The problem:
Find each line with the string "content" and report it.

Data entries:
=-=-=-=-=

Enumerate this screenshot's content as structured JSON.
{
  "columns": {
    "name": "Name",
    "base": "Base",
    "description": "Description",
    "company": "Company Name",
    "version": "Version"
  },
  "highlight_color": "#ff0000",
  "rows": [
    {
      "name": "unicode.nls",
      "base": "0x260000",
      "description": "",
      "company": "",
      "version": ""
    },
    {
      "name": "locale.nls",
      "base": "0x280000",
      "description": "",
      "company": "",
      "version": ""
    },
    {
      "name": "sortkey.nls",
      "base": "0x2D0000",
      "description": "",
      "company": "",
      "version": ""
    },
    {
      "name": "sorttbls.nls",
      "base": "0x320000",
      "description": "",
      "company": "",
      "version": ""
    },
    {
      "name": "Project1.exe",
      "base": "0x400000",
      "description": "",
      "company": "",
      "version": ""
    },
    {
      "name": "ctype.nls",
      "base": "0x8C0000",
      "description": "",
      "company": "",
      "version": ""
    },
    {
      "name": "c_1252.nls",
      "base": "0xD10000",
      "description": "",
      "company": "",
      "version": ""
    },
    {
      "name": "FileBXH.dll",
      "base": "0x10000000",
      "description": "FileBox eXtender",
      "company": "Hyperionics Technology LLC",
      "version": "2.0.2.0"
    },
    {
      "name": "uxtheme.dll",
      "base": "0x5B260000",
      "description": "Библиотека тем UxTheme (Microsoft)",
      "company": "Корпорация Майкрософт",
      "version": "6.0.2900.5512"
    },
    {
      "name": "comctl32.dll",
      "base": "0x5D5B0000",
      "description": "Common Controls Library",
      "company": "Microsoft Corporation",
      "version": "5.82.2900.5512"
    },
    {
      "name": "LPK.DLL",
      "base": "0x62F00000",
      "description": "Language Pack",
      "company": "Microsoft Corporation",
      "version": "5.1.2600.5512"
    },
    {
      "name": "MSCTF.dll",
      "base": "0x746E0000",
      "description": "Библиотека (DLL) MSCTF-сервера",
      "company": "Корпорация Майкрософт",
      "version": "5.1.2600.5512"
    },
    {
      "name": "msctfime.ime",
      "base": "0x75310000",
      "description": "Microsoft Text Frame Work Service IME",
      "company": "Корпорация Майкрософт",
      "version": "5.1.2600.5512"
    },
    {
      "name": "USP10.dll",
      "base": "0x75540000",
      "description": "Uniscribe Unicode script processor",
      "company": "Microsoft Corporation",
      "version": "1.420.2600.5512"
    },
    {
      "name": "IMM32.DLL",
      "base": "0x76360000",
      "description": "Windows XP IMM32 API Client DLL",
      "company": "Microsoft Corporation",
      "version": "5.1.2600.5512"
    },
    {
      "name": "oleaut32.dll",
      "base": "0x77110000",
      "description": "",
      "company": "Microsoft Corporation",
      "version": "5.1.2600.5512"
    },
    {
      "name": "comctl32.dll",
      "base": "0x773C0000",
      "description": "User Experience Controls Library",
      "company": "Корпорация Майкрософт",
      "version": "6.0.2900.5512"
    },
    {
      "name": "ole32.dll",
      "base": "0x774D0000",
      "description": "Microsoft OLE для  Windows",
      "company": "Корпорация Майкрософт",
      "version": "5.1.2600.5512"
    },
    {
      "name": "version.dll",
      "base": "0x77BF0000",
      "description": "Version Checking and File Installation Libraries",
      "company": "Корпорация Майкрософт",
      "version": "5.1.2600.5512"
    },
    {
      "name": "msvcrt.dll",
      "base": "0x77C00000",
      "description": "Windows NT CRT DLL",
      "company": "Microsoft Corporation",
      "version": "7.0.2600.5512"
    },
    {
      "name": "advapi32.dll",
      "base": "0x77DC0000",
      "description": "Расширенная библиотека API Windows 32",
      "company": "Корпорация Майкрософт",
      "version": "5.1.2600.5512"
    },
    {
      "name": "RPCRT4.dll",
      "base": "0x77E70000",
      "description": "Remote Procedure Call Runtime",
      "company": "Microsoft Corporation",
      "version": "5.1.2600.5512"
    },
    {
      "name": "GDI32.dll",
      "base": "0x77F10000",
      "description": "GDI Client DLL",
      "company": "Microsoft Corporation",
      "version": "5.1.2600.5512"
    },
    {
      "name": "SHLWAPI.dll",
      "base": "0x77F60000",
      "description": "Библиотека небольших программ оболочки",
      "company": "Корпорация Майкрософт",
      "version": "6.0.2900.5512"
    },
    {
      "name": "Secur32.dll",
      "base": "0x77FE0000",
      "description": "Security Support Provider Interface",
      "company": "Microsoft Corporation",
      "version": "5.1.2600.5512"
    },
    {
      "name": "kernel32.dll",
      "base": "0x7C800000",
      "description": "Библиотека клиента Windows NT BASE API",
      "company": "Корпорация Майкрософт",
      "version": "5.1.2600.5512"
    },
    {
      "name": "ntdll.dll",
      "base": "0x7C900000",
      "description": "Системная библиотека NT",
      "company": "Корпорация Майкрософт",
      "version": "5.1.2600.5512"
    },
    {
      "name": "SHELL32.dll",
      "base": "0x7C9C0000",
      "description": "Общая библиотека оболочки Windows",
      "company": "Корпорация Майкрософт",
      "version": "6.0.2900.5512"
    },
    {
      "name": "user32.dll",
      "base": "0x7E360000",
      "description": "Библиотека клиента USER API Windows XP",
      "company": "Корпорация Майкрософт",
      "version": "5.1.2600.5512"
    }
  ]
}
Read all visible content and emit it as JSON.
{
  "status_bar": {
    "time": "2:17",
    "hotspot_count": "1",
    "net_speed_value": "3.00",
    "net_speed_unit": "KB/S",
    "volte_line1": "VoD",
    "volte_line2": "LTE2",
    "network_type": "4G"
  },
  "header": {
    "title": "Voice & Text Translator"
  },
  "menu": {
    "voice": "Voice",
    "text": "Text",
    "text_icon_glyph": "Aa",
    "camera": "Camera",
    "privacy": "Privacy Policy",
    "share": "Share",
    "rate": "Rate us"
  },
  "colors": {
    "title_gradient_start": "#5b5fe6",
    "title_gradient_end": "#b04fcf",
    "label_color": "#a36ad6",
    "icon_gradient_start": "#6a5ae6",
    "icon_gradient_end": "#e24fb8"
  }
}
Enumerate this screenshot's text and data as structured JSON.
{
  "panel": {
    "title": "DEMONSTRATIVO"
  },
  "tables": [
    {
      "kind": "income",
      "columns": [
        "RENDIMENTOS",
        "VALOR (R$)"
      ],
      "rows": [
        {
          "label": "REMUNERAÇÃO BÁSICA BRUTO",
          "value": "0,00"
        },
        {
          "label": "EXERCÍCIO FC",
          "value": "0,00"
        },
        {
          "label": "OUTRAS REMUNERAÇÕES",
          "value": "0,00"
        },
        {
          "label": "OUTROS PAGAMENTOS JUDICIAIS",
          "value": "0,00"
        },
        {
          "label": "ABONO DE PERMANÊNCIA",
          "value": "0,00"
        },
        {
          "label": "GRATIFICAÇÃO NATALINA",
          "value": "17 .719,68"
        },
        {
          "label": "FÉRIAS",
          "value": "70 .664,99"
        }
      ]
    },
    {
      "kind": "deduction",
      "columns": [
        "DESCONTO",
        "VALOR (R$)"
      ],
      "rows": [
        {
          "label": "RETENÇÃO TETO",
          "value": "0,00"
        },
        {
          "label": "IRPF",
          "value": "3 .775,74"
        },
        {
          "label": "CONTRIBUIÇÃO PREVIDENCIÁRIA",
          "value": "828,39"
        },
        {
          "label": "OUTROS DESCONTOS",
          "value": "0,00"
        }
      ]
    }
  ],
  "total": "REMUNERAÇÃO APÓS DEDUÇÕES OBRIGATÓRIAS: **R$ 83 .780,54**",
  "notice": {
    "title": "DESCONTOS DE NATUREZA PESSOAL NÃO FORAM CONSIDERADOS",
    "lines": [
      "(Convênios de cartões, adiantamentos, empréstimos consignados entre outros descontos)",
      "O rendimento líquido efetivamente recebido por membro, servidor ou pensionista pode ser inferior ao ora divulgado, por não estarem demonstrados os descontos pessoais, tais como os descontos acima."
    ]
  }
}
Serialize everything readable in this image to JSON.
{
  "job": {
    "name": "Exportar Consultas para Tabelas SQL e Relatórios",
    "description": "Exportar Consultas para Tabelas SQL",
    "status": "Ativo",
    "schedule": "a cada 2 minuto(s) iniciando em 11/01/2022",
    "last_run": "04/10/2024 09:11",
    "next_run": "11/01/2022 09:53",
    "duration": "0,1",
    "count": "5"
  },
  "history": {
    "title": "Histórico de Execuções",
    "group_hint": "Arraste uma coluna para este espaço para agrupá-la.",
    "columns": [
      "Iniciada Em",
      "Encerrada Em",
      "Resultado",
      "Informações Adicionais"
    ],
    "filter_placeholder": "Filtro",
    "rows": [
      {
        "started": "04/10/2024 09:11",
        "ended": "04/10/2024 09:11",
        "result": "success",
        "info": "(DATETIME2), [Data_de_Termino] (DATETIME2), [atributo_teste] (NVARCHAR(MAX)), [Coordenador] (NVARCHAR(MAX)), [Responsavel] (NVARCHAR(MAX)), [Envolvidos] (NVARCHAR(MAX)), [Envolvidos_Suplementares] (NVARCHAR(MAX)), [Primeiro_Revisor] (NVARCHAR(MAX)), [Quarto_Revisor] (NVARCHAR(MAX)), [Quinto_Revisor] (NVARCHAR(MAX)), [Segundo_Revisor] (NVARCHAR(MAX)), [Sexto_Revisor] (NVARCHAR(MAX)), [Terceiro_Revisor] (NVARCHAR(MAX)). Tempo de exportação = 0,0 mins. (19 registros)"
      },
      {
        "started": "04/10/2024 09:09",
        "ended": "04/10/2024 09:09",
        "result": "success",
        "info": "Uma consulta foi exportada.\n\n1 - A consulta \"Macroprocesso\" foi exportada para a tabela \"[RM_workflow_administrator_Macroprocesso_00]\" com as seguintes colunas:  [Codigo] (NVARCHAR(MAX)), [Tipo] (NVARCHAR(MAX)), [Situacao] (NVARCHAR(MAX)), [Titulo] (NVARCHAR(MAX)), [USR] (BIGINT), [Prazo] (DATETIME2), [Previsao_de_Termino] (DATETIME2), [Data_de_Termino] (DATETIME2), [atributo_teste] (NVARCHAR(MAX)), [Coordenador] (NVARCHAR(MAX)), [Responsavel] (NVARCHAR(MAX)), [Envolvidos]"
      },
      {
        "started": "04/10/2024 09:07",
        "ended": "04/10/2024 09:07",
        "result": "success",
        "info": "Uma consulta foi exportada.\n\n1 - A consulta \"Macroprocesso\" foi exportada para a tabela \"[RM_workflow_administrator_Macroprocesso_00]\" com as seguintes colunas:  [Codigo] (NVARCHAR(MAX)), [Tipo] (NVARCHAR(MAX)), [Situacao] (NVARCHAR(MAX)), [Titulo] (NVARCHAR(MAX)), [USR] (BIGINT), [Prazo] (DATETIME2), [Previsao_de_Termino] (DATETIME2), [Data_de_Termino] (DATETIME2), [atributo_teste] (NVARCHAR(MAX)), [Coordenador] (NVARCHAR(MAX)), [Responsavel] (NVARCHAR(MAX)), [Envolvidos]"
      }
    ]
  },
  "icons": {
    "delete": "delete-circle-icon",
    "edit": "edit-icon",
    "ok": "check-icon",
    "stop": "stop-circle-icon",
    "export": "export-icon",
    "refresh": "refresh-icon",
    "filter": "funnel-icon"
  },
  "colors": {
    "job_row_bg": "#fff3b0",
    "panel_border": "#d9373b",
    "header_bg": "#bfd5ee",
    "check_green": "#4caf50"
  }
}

=-=-=-=-=

Response to this exercise:
Enumerate this screenshot's content as structured JSON.
Read all visible content and emit it as JSON.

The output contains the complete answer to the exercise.